What is asked. Copy out the listing exactly.

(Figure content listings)
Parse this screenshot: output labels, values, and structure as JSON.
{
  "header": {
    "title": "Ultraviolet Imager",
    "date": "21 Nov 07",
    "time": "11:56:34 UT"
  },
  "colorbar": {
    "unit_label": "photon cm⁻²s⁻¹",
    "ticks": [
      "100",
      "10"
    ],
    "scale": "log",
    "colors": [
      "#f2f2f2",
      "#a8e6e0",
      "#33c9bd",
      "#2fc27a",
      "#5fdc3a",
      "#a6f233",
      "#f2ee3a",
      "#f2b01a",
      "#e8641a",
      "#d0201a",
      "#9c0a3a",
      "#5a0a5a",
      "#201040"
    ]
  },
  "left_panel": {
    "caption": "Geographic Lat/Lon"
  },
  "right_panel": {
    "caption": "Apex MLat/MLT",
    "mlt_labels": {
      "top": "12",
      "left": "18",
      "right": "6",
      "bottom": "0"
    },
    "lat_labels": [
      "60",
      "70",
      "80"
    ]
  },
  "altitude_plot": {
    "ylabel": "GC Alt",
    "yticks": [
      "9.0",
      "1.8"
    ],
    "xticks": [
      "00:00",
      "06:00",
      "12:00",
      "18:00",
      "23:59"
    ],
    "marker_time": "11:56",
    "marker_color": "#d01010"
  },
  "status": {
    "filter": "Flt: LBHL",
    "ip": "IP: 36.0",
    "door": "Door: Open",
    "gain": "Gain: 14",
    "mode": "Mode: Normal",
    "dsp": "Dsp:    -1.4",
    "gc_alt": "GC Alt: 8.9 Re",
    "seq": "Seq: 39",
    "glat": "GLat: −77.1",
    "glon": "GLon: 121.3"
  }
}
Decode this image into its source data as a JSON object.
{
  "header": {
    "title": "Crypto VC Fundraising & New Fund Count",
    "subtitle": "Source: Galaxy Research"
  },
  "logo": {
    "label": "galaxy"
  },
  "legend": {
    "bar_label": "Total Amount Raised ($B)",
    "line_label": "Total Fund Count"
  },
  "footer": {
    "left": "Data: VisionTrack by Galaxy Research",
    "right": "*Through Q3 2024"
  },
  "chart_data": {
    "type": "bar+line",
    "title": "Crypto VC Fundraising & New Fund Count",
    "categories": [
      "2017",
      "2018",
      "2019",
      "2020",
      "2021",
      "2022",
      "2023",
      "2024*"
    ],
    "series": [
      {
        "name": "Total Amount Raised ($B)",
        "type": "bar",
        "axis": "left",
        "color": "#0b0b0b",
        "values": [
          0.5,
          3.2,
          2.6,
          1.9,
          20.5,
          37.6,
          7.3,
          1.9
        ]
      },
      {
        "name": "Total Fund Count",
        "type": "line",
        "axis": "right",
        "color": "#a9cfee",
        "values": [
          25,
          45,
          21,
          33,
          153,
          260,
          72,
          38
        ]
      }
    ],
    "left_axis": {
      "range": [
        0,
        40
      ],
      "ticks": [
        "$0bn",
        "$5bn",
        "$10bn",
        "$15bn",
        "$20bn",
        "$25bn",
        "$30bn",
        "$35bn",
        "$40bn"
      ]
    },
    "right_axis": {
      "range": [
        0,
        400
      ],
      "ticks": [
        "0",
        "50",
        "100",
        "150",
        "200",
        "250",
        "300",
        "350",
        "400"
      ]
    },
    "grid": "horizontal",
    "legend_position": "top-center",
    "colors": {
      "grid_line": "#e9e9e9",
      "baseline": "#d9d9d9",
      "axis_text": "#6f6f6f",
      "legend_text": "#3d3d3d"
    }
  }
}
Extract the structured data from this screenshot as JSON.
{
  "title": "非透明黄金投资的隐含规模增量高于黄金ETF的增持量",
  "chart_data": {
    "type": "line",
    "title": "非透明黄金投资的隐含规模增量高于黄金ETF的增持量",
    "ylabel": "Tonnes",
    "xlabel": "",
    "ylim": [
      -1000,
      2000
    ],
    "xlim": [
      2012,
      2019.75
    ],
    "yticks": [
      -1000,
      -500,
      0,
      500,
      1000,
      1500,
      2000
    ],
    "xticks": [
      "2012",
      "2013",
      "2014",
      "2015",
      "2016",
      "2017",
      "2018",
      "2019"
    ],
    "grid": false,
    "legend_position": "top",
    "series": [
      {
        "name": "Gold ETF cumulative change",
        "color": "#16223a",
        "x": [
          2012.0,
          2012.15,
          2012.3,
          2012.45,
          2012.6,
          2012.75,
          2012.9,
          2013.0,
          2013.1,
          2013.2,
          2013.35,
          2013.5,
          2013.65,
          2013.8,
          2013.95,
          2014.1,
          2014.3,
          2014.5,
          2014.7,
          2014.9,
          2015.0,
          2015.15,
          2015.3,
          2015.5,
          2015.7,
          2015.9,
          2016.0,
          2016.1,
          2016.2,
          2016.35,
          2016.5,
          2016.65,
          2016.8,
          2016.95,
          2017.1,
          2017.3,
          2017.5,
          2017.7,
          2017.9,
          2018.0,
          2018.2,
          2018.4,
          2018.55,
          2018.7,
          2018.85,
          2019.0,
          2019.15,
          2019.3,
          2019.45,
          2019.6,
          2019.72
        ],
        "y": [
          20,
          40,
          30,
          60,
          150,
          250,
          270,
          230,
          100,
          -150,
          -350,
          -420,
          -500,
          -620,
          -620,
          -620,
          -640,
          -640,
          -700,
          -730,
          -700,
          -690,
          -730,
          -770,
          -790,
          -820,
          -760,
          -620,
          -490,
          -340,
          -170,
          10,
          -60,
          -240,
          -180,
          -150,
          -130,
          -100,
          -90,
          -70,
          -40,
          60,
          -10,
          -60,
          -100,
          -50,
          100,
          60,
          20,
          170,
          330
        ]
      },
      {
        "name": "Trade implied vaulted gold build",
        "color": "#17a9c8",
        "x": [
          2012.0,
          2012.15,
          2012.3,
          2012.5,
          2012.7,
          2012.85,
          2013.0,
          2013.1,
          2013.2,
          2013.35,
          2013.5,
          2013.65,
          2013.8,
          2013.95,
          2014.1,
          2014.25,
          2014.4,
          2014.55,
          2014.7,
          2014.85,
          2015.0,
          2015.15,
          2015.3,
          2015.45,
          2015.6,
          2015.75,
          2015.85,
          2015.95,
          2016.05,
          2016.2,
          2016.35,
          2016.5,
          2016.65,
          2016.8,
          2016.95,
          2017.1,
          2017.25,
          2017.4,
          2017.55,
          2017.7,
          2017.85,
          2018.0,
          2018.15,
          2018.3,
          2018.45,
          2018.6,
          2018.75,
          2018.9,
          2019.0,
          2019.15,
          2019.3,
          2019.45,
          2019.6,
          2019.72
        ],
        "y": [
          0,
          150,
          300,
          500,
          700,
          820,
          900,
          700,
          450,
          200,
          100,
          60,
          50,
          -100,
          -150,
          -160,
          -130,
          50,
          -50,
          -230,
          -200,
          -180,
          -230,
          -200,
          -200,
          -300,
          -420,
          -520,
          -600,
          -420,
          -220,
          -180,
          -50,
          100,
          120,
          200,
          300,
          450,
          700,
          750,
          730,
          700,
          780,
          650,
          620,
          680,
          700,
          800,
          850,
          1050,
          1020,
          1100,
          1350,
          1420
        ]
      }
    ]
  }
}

Correct output.
Parse this screenshot: output labels, values, and structure as JSON.
{
  "header": {
    "title": "Ultraviolet Imager",
    "date": "21 Nov 07",
    "time": "11:56:34 UT"
  },
  "colorbar": {
    "unit_label": "photon cm⁻²s⁻¹",
    "ticks": [
      "100",
      "10"
    ],
    "scale": "log",
    "colors": [
      "#f2f2f2",
      "#a8e6e0",
      "#33c9bd",
      "#2fc27a",
      "#5fdc3a",
      "#a6f233",
      "#f2ee3a",
      "#f2b01a",
      "#e8641a",
      "#d0201a",
      "#9c0a3a",
      "#5a0a5a",
      "#201040"
    ]
  },
  "left_panel": {
    "caption": "Geographic Lat/Lon"
  },
  "right_panel": {
    "caption": "Apex MLat/MLT",
    "mlt_labels": {
      "top": "12",
      "left": "18",
      "right": "6",
      "bottom": "0"
    },
    "lat_labels": [
      "60",
      "70",
      "80"
    ]
  },
  "altitude_plot": {
    "ylabel": "GC Alt",
    "yticks": [
      "9.0",
      "1.8"
    ],
    "xticks": [
      "00:00",
      "06:00",
      "12:00",
      "18:00",
      "23:59"
    ],
    "marker_time": "11:56",
    "marker_color": "#d01010"
  },
  "status": {
    "filter": "Flt: LBHL",
    "ip": "IP: 36.0",
    "door": "Door: Open",
    "gain": "Gain: 14",
    "mode": "Mode: Normal",
    "dsp": "Dsp:    -1.4",
    "gc_alt": "GC Alt: 8.9 Re",
    "seq": "Seq: 39",
    "glat": "GLat: −77.1",
    "glon": "GLon: 121.3"
  }
}
Decode this image into its source data as a JSON object.
{
  "header": {
    "title": "Crypto VC Fundraising & New Fund Count",
    "subtitle": "Source: Galaxy Research"
  },
  "logo": {
    "label": "galaxy"
  },
  "legend": {
    "bar_label": "Total Amount Raised ($B)",
    "line_label": "Total Fund Count"
  },
  "footer": {
    "left": "Data: VisionTrack by Galaxy Research",
    "right": "*Through Q3 2024"
  },
  "chart_data": {
    "type": "bar+line",
    "title": "Crypto VC Fundraising & New Fund Count",
    "categories": [
      "2017",
      "2018",
      "2019",
      "2020",
      "2021",
      "2022",
      "2023",
      "2024*"
    ],
    "series": [
      {
        "name": "Total Amount Raised ($B)",
        "type": "bar",
        "axis": "left",
        "color": "#0b0b0b",
        "values": [
          0.5,
          3.2,
          2.6,
          1.9,
          20.5,
          37.6,
          7.3,
          1.9
        ]
      },
      {
        "name": "Total Fund Count",
        "type": "line",
        "axis": "right",
        "color": "#a9cfee",
        "values": [
          25,
          45,
          21,
          33,
          153,
          260,
          72,
          38
        ]
      }
    ],
    "left_axis": {
      "range": [
        0,
        40
      ],
      "ticks": [
        "$0bn",
        "$5bn",
        "$10bn",
        "$15bn",
        "$20bn",
        "$25bn",
        "$30bn",
        "$35bn",
        "$40bn"
      ]
    },
    "right_axis": {
      "range": [
        0,
        400
      ],
      "ticks": [
        "0",
        "50",
        "100",
        "150",
        "200",
        "250",
        "300",
        "350",
        "400"
      ]
    },
    "grid": "horizontal",
    "legend_position": "top-center",
    "colors": {
      "grid_line": "#e9e9e9",
      "baseline": "#d9d9d9",
      "axis_text": "#6f6f6f",
      "legend_text": "#3d3d3d"
    }
  }
}
Extract the structured data from this screenshot as JSON.
{
  "title": "非透明黄金投资的隐含规模增量高于黄金ETF的增持量",
  "chart_data": {
    "type": "line",
    "title": "非透明黄金投资的隐含规模增量高于黄金ETF的增持量",
    "ylabel": "Tonnes",
    "xlabel": "",
    "ylim": [
      -1000,
      2000
    ],
    "xlim": [
      2012,
      2019.75
    ],
    "yticks": [
      -1000,
      -500,
      0,
      500,
      1000,
      1500,
      2000
    ],
    "xticks": [
      "2012",
      "2013",
      "2014",
      "2015",
      "2016",
      "2017",
      "2018",
      "2019"
    ],
    "grid": false,
    "legend_position": "top",
    "series": [
      {
        "name": "Gold ETF cumulative change",
        "color": "#16223a",
        "x": [
          2012.0,
          2012.15,
          2012.3,
          2012.45,
          2012.6,
          2012.75,
          2012.9,
          2013.0,
          2013.1,
          2013.2,
          2013.35,
          2013.5,
          2013.65,
          2013.8,
          2013.95,
          2014.1,
          2014.3,
          2014.5,
          2014.7,
          2014.9,
          2015.0,
          2015.15,
          2015.3,
          2015.5,
          2015.7,
          2015.9,
          2016.0,
          2016.1,
          2016.2,
          2016.35,
          2016.5,
          2016.65,
          2016.8,
          2016.95,
          2017.1,
          2017.3,
          2017.5,
          2017.7,
          2017.9,
          2018.0,
          2018.2,
          2018.4,
          2018.55,
          2018.7,
          2018.85,
          2019.0,
          2019.15,
          2019.3,
          2019.45,
          2019.6,
          2019.72
        ],
        "y": [
          20,
          40,
          30,
          60,
          150,
          250,
          270,
          230,
          100,
          -150,
          -350,
          -420,
          -500,
          -620,
          -620,
          -620,
          -640,
          -640,
          -700,
          -730,
          -700,
          -690,
          -730,
          -770,
          -790,
          -820,
          -760,
          -620,
          -490,
          -340,
          -170,
          10,
          -60,
          -240,
          -180,
          -150,
          -130,
          -100,
          -90,
          -70,
          -40,
          60,
          -10,
          -60,
          -100,
          -50,
          100,
          60,
          20,
          170,
          330
        ]
      },
      {
        "name": "Trade implied vaulted gold build",
        "color": "#17a9c8",
        "x": [
          2012.0,
          2012.15,
          2012.3,
          2012.5,
          2012.7,
          2012.85,
          2013.0,
          2013.1,
          2013.2,
          2013.35,
          2013.5,
          2013.65,
          2013.8,
          2013.95,
          2014.1,
          2014.25,
          2014.4,
          2014.55,
          2014.7,
          2014.85,
          2015.0,
          2015.15,
          2015.3,
          2015.45,
          2015.6,
          2015.75,
          2015.85,
          2015.95,
          2016.05,
          2016.2,
          2016.35,
          2016.5,
          2016.65,
          2016.8,
          2016.95,
          2017.1,
          2017.25,
          2017.4,
          2017.55,
          2017.7,
          2017.85,
          2018.0,
          2018.15,
          2018.3,
          2018.45,
          2018.6,
          2018.75,
          2018.9,
          2019.0,
          2019.15,
          2019.3,
          2019.45,
          2019.6,
          2019.72
        ],
        "y": [
          0,
          150,
          300,
          500,
          700,
          820,
          900,
          700,
          450,
          200,
          100,
          60,
          50,
          -100,
          -150,
          -160,
          -130,
          50,
          -50,
          -230,
          -200,
          -180,
          -230,
          -200,
          -200,
          -300,
          -420,
          -520,
          -600,
          -420,
          -220,
          -180,
          -50,
          100,
          120,
          200,
          300,
          450,
          700,
          750,
          730,
          700,
          780,
          650,
          620,
          680,
          700,
          800,
          850,
          1050,
          1020,
          1100,
          1350,
          1420
        ]
      }
    ]
  }
}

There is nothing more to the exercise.